[Collected data entries]
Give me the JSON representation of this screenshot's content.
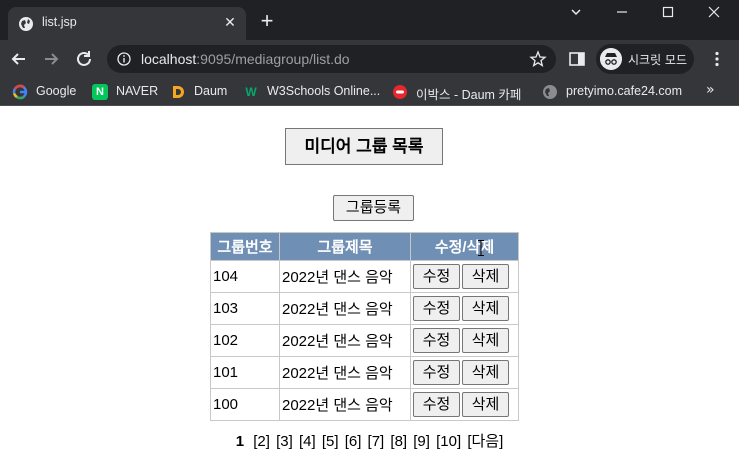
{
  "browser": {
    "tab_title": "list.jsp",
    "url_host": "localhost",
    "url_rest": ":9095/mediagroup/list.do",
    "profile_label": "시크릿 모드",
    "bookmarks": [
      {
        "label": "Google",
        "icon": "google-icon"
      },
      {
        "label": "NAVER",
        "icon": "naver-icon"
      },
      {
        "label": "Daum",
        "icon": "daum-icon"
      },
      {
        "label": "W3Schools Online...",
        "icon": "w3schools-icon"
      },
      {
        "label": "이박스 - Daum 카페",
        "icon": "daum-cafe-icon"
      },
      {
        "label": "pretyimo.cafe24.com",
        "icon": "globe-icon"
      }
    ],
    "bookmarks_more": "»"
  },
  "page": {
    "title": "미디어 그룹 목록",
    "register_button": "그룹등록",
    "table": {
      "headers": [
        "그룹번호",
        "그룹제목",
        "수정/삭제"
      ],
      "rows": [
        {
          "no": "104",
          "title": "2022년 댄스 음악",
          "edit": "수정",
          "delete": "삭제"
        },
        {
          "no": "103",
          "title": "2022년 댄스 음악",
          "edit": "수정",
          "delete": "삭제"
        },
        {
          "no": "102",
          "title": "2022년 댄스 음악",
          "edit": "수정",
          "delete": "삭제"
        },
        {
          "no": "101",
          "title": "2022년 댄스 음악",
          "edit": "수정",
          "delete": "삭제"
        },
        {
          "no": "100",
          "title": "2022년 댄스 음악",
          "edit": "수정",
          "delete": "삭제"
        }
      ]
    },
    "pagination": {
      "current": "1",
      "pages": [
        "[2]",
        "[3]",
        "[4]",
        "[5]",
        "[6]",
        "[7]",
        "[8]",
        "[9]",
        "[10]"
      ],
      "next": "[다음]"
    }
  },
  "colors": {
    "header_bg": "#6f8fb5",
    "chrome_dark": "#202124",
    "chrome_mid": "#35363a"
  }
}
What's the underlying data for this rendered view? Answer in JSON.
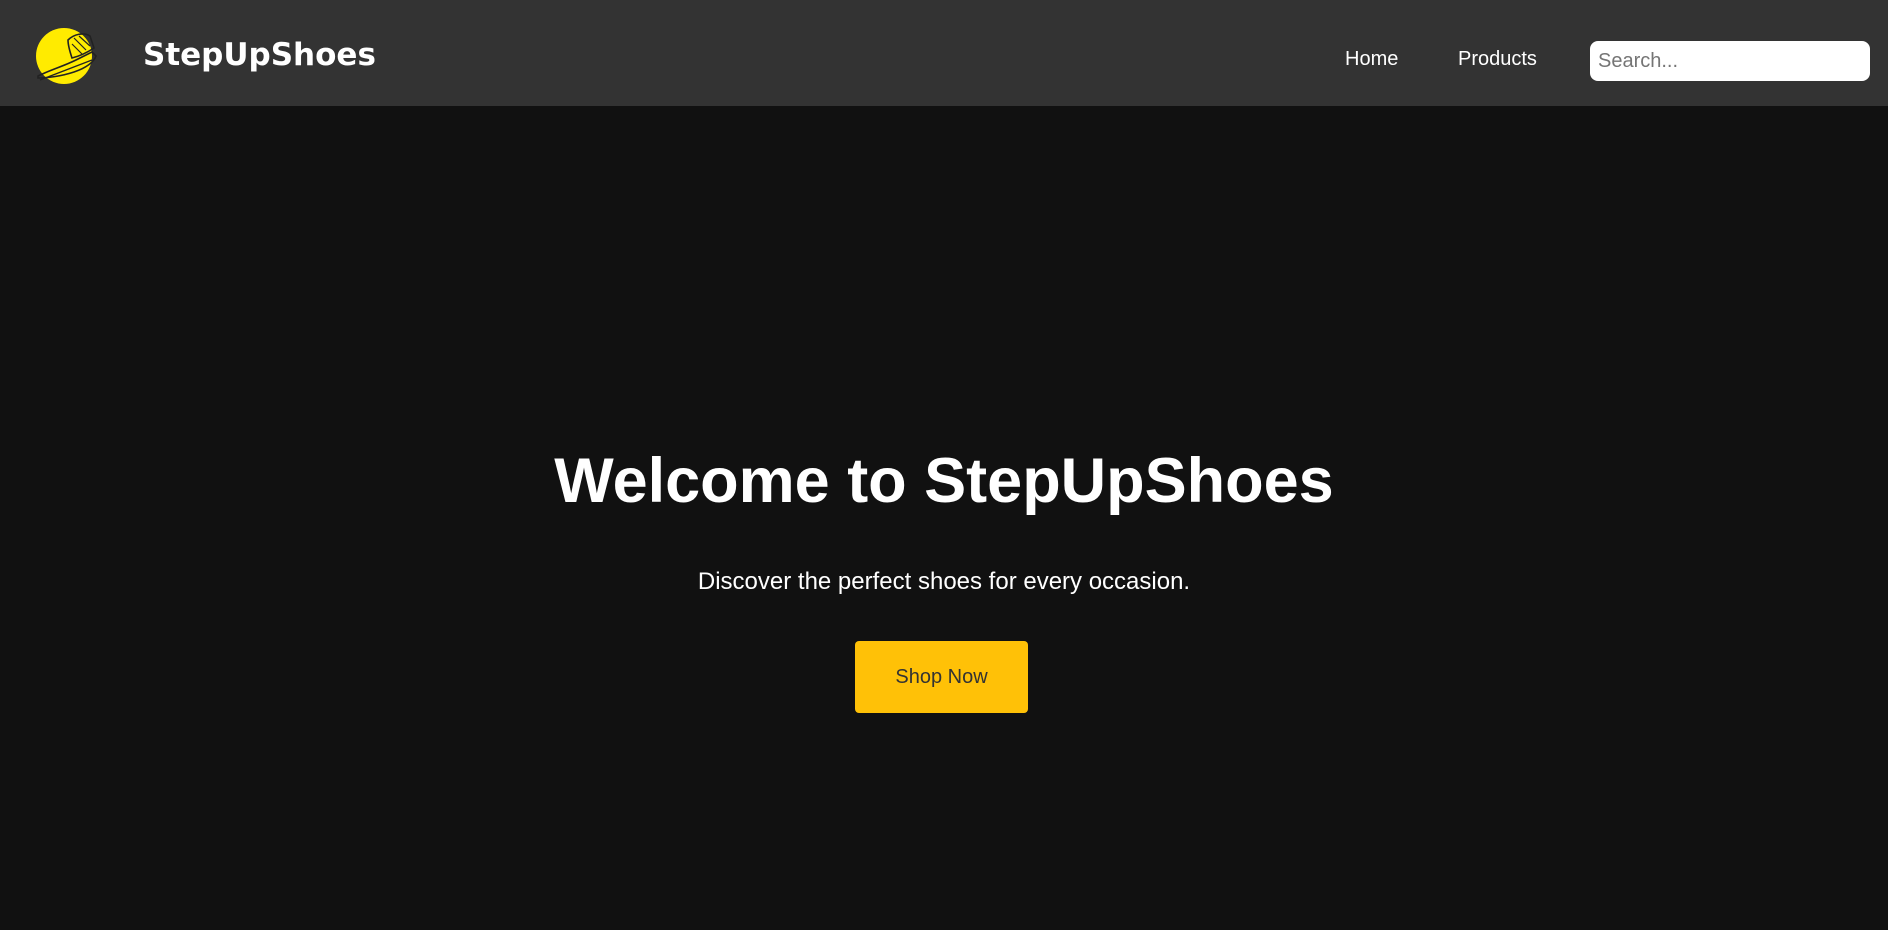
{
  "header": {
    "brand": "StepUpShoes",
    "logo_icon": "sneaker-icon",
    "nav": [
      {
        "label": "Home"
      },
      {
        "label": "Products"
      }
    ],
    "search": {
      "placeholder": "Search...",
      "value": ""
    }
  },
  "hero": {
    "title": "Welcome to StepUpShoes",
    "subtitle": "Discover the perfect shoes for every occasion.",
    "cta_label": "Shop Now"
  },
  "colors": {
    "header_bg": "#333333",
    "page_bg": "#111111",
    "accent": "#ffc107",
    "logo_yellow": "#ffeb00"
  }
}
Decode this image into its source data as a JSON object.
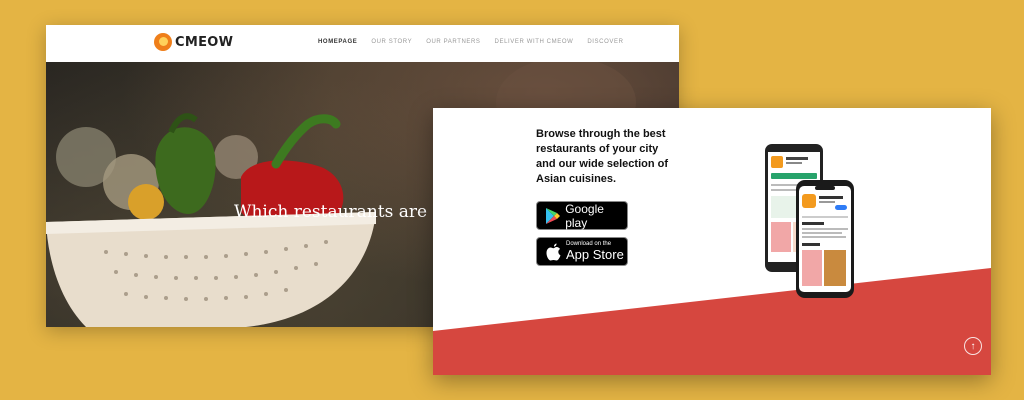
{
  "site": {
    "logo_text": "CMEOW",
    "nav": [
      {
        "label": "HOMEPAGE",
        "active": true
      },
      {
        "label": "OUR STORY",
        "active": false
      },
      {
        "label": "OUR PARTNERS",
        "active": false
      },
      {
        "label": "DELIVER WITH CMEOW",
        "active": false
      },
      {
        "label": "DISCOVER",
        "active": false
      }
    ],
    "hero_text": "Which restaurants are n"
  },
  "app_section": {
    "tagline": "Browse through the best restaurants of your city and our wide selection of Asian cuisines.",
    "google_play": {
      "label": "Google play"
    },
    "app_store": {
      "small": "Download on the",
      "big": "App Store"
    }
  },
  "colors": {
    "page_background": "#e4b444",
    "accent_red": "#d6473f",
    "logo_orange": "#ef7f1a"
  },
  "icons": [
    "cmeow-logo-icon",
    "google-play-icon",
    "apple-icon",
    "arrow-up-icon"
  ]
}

The task: Transcribe all entries above exactly. Drop the pictures.

Correct result:
Give me the JSON representation of this screenshot's content.
{
  "browser": {
    "tab_title": "list.jsp",
    "url_host": "localhost",
    "url_rest": ":9095/mediagroup/list.do",
    "profile_label": "시크릿 모드",
    "bookmarks": [
      {
        "label": "Google",
        "icon": "google-icon"
      },
      {
        "label": "NAVER",
        "icon": "naver-icon"
      },
      {
        "label": "Daum",
        "icon": "daum-icon"
      },
      {
        "label": "W3Schools Online...",
        "icon": "w3schools-icon"
      },
      {
        "label": "이박스 - Daum 카페",
        "icon": "daum-cafe-icon"
      },
      {
        "label": "pretyimo.cafe24.com",
        "icon": "globe-icon"
      }
    ],
    "bookmarks_more": "»"
  },
  "page": {
    "title": "미디어 그룹 목록",
    "register_button": "그룹등록",
    "table": {
      "headers": [
        "그룹번호",
        "그룹제목",
        "수정/삭제"
      ],
      "rows": [
        {
          "no": "104",
          "title": "2022년 댄스 음악",
          "edit": "수정",
          "delete": "삭제"
        },
        {
          "no": "103",
          "title": "2022년 댄스 음악",
          "edit": "수정",
          "delete": "삭제"
        },
        {
          "no": "102",
          "title": "2022년 댄스 음악",
          "edit": "수정",
          "delete": "삭제"
        },
        {
          "no": "101",
          "title": "2022년 댄스 음악",
          "edit": "수정",
          "delete": "삭제"
        },
        {
          "no": "100",
          "title": "2022년 댄스 음악",
          "edit": "수정",
          "delete": "삭제"
        }
      ]
    },
    "pagination": {
      "current": "1",
      "pages": [
        "[2]",
        "[3]",
        "[4]",
        "[5]",
        "[6]",
        "[7]",
        "[8]",
        "[9]",
        "[10]"
      ],
      "next": "[다음]"
    }
  },
  "colors": {
    "header_bg": "#6f8fb5",
    "chrome_dark": "#202124",
    "chrome_mid": "#35363a"
  }
}
What's the underlying data for this rendered view? Answer in JSON.
{
  "header": {
    "brand": "StepUpShoes",
    "logo_icon": "sneaker-icon",
    "nav": [
      {
        "label": "Home"
      },
      {
        "label": "Products"
      }
    ],
    "search": {
      "placeholder": "Search...",
      "value": ""
    }
  },
  "hero": {
    "title": "Welcome to StepUpShoes",
    "subtitle": "Discover the perfect shoes for every occasion.",
    "cta_label": "Shop Now"
  },
  "colors": {
    "header_bg": "#333333",
    "page_bg": "#111111",
    "accent": "#ffc107",
    "logo_yellow": "#ffeb00"
  }
}
Decode this image into its source data as a JSON object.
{
  "site": {
    "logo_text": "CMEOW",
    "nav": [
      {
        "label": "HOMEPAGE",
        "active": true
      },
      {
        "label": "OUR STORY",
        "active": false
      },
      {
        "label": "OUR PARTNERS",
        "active": false
      },
      {
        "label": "DELIVER WITH CMEOW",
        "active": false
      },
      {
        "label": "DISCOVER",
        "active": false
      }
    ],
    "hero_text": "Which restaurants are n"
  },
  "app_section": {
    "tagline": "Browse through the best restaurants of your city and our wide selection of Asian cuisines.",
    "google_play": {
      "label": "Google play"
    },
    "app_store": {
      "small": "Download on the",
      "big": "App Store"
    }
  },
  "colors": {
    "page_background": "#e4b444",
    "accent_red": "#d6473f",
    "logo_orange": "#ef7f1a"
  },
  "icons": [
    "cmeow-logo-icon",
    "google-play-icon",
    "apple-icon",
    "arrow-up-icon"
  ]
}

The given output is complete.